◆ Instruction ◆
Write each line out exactly, leaving none out.

+++ Extracted records

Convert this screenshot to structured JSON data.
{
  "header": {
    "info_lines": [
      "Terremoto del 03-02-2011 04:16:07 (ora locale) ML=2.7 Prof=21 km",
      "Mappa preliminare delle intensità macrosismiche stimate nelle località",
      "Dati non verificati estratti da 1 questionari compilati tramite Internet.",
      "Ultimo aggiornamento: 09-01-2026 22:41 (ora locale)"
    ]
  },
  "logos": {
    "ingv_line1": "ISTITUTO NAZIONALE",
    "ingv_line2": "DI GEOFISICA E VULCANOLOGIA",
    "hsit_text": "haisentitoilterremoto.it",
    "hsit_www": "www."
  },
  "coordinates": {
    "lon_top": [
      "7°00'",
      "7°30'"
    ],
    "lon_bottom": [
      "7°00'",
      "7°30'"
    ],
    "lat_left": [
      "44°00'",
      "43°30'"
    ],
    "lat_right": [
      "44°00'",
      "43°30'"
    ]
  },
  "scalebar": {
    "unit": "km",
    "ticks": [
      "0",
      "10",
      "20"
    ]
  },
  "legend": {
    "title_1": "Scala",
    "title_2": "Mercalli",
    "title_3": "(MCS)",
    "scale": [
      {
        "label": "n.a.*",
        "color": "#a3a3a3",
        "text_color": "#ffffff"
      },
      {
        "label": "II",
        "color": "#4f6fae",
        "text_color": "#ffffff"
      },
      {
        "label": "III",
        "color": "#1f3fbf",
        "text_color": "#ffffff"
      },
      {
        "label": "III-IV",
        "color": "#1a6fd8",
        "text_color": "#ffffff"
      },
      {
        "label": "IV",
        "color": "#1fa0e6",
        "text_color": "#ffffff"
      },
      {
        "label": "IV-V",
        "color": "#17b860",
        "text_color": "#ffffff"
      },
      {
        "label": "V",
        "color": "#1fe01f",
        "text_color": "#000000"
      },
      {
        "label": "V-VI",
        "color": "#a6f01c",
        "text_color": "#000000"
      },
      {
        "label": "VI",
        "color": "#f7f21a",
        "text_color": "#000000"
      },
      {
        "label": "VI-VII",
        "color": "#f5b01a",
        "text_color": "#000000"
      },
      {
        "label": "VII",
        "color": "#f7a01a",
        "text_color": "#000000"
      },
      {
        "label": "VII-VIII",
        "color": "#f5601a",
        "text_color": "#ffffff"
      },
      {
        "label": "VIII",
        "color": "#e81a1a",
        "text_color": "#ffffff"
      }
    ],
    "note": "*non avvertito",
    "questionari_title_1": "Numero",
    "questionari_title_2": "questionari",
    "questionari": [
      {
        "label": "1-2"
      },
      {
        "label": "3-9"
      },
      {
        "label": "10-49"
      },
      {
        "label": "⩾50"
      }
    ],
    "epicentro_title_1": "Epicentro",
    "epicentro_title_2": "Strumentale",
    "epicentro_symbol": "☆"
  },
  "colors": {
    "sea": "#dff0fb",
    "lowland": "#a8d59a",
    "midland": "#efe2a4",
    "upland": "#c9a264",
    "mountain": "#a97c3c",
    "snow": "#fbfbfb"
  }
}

++++++

◆ Finished exercise ◆
Convert this screenshot to structured JSON data.
{
  "header": {
    "info_lines": [
      "Terremoto del 03-02-2011 04:16:07 (ora locale) ML=2.7 Prof=21 km",
      "Mappa preliminare delle intensità macrosismiche stimate nelle località",
      "Dati non verificati estratti da 1 questionari compilati tramite Internet.",
      "Ultimo aggiornamento: 09-01-2026 22:41 (ora locale)"
    ]
  },
  "logos": {
    "ingv_line1": "ISTITUTO NAZIONALE",
    "ingv_line2": "DI GEOFISICA E VULCANOLOGIA",
    "hsit_text": "haisentitoilterremoto.it",
    "hsit_www": "www."
  },
  "coordinates": {
    "lon_top": [
      "7°00'",
      "7°30'"
    ],
    "lon_bottom": [
      "7°00'",
      "7°30'"
    ],
    "lat_left": [
      "44°00'",
      "43°30'"
    ],
    "lat_right": [
      "44°00'",
      "43°30'"
    ]
  },
  "scalebar": {
    "unit": "km",
    "ticks": [
      "0",
      "10",
      "20"
    ]
  },
  "legend": {
    "title_1": "Scala",
    "title_2": "Mercalli",
    "title_3": "(MCS)",
    "scale": [
      {
        "label": "n.a.*",
        "color": "#a3a3a3",
        "text_color": "#ffffff"
      },
      {
        "label": "II",
        "color": "#4f6fae",
        "text_color": "#ffffff"
      },
      {
        "label": "III",
        "color": "#1f3fbf",
        "text_color": "#ffffff"
      },
      {
        "label": "III-IV",
        "color": "#1a6fd8",
        "text_color": "#ffffff"
      },
      {
        "label": "IV",
        "color": "#1fa0e6",
        "text_color": "#ffffff"
      },
      {
        "label": "IV-V",
        "color": "#17b860",
        "text_color": "#ffffff"
      },
      {
        "label": "V",
        "color": "#1fe01f",
        "text_color": "#000000"
      },
      {
        "label": "V-VI",
        "color": "#a6f01c",
        "text_color": "#000000"
      },
      {
        "label": "VI",
        "color": "#f7f21a",
        "text_color": "#000000"
      },
      {
        "label": "VI-VII",
        "color": "#f5b01a",
        "text_color": "#000000"
      },
      {
        "label": "VII",
        "color": "#f7a01a",
        "text_color": "#000000"
      },
      {
        "label": "VII-VIII",
        "color": "#f5601a",
        "text_color": "#ffffff"
      },
      {
        "label": "VIII",
        "color": "#e81a1a",
        "text_color": "#ffffff"
      }
    ],
    "note": "*non avvertito",
    "questionari_title_1": "Numero",
    "questionari_title_2": "questionari",
    "questionari": [
      {
        "label": "1-2"
      },
      {
        "label": "3-9"
      },
      {
        "label": "10-49"
      },
      {
        "label": "⩾50"
      }
    ],
    "epicentro_title_1": "Epicentro",
    "epicentro_title_2": "Strumentale",
    "epicentro_symbol": "☆"
  },
  "colors": {
    "sea": "#dff0fb",
    "lowland": "#a8d59a",
    "midland": "#efe2a4",
    "upland": "#c9a264",
    "mountain": "#a97c3c",
    "snow": "#fbfbfb"
  }
}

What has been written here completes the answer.